WHAT YOU ARE ASKED TO DO: Return all lines from the listing below in which the string "name" occurs.

MATERIAL PROVIDED:

________

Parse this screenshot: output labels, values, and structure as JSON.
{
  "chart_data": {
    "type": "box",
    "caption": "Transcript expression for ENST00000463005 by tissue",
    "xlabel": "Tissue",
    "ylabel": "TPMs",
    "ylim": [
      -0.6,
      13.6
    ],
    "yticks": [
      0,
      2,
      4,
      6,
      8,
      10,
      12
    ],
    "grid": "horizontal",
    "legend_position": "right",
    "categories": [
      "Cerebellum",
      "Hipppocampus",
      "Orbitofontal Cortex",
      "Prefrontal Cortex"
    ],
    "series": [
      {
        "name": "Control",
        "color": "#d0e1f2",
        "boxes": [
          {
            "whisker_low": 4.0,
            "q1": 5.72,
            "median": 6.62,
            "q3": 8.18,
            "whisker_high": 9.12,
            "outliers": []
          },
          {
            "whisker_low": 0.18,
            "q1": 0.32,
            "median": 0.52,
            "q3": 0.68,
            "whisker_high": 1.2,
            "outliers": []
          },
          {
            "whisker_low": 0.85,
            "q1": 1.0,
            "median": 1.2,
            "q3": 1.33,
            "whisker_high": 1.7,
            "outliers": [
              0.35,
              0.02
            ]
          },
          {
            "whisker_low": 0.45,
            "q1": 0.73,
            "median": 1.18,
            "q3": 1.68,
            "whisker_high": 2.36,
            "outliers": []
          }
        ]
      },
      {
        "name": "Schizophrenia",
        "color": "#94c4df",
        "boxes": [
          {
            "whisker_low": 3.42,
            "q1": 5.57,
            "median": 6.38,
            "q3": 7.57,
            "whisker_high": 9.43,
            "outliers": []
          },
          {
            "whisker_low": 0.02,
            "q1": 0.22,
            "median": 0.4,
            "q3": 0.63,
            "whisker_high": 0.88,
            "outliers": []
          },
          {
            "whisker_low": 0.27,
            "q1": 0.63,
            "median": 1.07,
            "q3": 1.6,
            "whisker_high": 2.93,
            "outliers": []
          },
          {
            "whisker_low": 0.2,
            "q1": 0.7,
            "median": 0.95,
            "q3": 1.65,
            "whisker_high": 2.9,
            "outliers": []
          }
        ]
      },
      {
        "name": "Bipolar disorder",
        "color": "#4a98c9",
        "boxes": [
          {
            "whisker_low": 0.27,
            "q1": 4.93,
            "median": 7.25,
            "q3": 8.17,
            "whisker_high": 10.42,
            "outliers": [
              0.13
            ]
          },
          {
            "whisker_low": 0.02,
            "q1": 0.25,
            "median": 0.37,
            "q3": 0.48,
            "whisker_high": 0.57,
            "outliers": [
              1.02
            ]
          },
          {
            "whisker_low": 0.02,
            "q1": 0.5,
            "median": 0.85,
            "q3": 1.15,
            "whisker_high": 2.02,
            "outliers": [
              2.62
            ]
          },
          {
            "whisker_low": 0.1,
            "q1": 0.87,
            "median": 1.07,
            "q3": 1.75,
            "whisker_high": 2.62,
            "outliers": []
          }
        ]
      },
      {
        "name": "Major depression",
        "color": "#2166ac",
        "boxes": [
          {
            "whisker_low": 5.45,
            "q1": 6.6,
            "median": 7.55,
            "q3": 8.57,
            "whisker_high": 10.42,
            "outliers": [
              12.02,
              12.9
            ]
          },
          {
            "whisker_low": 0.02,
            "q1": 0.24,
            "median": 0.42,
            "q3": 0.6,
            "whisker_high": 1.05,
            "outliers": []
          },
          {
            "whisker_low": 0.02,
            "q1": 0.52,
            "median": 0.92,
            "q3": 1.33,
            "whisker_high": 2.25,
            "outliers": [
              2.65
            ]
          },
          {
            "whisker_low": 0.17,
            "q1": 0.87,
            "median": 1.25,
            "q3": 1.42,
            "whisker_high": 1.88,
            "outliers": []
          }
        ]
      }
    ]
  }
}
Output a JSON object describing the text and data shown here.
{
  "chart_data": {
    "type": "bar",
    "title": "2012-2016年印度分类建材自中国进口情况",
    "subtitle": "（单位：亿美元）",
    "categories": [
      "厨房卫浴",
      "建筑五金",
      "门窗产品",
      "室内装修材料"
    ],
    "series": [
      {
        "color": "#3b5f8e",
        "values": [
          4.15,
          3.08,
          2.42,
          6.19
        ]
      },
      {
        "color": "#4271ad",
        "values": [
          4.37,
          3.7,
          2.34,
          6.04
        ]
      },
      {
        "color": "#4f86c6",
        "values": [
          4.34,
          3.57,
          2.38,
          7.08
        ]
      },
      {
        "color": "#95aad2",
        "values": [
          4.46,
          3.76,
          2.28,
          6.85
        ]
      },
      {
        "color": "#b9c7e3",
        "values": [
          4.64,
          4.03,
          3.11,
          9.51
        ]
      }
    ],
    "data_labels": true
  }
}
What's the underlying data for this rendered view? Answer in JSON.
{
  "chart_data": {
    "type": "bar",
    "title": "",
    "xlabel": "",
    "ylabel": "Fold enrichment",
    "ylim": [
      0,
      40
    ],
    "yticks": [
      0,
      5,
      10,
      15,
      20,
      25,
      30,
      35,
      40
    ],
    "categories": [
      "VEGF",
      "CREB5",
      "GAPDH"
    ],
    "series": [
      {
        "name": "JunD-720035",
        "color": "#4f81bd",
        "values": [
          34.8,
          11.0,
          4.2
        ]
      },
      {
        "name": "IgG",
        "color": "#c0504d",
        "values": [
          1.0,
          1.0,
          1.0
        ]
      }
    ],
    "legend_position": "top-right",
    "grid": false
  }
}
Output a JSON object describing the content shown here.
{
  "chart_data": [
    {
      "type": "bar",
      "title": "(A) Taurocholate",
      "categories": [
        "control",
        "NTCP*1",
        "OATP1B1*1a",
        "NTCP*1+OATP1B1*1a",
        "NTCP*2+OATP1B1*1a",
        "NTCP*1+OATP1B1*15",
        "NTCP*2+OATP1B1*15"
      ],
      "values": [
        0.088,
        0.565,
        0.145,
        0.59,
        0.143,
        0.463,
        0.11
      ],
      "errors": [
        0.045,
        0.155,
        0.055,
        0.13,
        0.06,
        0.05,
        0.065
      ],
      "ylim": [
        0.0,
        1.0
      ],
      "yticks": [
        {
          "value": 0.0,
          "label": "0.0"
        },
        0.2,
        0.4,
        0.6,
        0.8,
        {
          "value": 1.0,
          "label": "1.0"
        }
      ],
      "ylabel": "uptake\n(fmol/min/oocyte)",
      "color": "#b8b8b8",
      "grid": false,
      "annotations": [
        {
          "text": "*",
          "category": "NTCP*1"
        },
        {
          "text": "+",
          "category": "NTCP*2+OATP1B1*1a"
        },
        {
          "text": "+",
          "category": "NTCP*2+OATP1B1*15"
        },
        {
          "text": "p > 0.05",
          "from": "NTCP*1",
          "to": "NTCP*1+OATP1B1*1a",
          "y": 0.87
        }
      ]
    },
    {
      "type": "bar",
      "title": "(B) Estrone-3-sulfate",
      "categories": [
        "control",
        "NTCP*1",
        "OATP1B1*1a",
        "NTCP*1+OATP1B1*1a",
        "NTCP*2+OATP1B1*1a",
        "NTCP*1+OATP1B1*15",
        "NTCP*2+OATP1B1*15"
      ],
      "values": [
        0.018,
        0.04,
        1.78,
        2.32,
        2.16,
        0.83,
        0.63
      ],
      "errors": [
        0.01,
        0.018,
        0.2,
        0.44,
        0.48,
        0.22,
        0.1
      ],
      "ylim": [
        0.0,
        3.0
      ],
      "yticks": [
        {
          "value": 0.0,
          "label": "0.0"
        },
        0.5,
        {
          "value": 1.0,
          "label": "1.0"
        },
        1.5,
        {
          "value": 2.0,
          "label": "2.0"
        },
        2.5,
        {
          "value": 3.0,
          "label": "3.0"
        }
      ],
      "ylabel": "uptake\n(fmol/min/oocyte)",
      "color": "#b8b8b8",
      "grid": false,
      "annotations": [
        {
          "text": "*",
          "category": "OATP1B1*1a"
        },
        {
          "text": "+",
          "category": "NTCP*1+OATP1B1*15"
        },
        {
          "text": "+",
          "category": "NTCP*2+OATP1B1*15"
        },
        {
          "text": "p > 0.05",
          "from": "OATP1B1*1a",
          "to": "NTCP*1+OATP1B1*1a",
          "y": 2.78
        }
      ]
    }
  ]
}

________

RESULT OF THIS TASK:
        "name": "Control",
        "name": "Schizophrenia",
        "name": "Bipolar disorder",
        "name": "Major depression",
        "name": "JunD-720035",
        "name": "IgG",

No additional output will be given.